### Task goal
Copy whichever lines contain the string "Charts".

[Saved entries]

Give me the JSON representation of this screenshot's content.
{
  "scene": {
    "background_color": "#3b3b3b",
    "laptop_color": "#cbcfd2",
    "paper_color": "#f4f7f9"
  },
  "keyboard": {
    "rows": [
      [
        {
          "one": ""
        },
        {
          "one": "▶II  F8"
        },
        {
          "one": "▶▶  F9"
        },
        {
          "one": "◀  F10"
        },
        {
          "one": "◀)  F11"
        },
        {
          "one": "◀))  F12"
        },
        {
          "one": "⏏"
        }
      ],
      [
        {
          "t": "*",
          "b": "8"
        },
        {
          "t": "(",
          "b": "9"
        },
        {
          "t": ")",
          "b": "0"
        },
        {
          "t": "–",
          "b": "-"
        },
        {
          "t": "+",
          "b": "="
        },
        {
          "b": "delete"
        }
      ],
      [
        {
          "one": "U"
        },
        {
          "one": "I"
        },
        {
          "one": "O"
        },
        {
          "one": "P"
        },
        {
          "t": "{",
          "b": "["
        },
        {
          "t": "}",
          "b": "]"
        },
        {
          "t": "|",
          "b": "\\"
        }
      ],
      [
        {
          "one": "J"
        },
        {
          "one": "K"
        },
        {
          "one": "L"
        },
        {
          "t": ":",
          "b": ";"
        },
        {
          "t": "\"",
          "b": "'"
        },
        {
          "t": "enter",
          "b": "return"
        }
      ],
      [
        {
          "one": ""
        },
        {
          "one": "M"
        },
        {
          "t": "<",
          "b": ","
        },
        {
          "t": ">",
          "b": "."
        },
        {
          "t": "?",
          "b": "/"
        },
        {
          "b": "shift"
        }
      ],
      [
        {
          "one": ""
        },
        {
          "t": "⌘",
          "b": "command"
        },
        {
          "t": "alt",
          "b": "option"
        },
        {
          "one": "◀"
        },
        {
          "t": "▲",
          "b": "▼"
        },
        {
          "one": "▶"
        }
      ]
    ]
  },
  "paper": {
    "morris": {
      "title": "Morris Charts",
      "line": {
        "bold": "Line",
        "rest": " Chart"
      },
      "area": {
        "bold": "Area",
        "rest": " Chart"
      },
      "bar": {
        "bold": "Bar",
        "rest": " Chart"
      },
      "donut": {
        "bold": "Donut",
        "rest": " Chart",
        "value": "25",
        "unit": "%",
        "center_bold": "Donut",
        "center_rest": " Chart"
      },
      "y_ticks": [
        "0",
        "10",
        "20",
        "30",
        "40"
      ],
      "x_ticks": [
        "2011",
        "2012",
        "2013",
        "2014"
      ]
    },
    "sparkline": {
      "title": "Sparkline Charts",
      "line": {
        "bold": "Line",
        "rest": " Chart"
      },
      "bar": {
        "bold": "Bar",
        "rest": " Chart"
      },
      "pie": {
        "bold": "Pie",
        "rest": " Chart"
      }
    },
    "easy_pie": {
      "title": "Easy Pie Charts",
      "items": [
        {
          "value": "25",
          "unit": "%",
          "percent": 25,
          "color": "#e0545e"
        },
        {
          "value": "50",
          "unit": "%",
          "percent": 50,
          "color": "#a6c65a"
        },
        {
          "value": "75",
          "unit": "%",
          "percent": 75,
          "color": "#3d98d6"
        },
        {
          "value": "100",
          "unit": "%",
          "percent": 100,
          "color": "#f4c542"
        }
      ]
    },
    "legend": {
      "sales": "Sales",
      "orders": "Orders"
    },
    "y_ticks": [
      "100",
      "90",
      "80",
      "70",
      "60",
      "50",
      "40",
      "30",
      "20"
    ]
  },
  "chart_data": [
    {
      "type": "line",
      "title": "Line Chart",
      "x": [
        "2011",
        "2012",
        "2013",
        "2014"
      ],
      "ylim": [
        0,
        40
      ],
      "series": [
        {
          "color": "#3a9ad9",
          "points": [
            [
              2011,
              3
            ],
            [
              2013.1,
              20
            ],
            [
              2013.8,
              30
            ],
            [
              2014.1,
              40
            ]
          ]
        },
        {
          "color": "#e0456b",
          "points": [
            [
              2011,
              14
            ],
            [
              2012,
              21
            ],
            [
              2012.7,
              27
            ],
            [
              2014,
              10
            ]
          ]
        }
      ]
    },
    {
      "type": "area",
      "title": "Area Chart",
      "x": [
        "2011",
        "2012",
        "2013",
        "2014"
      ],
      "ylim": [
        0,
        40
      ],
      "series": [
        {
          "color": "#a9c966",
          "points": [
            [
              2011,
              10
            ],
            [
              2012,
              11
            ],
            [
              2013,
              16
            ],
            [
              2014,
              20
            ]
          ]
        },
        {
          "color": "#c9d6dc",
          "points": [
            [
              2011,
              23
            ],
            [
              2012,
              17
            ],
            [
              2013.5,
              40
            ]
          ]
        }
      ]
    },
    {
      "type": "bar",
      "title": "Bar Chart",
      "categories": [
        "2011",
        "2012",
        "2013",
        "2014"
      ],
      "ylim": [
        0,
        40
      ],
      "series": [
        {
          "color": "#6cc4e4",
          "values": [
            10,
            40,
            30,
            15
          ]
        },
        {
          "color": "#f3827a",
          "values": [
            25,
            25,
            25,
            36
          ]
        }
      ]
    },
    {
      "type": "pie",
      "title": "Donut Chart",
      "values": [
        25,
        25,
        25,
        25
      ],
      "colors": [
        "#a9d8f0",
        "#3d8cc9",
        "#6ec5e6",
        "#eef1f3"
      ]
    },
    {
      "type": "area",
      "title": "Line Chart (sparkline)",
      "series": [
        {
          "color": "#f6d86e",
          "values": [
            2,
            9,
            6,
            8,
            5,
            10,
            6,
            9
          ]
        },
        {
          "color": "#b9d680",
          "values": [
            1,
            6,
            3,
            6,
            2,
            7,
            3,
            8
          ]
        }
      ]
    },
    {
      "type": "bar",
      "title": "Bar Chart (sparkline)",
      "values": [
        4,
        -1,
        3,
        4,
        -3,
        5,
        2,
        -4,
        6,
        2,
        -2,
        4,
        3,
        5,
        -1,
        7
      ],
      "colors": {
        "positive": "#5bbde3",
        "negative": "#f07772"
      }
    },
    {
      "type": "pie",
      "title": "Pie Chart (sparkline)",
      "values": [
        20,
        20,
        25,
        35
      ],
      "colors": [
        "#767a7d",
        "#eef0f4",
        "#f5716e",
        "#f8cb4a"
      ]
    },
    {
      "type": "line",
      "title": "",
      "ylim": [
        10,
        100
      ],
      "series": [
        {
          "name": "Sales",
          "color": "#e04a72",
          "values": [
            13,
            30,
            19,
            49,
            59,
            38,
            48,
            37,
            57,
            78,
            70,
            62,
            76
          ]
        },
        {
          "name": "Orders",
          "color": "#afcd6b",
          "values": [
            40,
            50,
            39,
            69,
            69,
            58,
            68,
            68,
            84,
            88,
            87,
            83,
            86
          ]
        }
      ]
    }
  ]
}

### Answer below
      "title": "Morris Charts",
      "title": "Sparkline Charts",
      "title": "Easy Pie Charts",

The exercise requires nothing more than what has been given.